* **Set task**
Report each line of the data that includes the word "people".
▶
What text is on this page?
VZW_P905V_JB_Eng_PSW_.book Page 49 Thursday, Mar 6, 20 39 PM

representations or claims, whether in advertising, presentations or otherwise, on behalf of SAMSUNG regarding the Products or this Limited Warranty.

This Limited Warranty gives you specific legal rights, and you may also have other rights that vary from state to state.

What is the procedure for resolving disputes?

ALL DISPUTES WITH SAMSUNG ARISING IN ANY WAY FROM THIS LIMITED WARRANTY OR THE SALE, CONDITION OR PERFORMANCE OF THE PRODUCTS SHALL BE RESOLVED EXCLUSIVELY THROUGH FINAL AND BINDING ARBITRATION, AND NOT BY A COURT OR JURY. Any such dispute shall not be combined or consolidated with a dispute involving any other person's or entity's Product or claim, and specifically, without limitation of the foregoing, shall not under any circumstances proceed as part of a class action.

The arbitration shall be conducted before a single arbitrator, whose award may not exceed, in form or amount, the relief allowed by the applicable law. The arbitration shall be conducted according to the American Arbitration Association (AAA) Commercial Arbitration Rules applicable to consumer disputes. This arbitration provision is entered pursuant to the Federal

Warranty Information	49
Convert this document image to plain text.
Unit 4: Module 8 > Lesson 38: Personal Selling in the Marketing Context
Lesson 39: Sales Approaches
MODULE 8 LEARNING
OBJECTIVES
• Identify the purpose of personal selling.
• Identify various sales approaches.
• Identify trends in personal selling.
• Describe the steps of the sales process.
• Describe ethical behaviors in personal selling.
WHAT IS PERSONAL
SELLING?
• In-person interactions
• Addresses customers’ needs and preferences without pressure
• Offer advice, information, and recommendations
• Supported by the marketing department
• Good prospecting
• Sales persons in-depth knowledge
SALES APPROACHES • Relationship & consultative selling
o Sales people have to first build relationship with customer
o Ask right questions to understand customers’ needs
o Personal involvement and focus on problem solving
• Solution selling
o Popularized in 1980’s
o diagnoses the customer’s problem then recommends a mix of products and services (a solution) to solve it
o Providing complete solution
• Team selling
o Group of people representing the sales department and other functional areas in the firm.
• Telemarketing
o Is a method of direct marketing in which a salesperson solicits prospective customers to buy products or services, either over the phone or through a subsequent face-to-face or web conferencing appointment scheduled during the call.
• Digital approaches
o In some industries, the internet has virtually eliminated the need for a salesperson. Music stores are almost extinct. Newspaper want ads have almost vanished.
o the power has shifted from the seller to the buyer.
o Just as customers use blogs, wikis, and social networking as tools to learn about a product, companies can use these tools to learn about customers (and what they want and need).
◀
* **Solution below**
o Sales people have to first build relationship with customer
o Group of people representing the sales department and other functional areas in the firm.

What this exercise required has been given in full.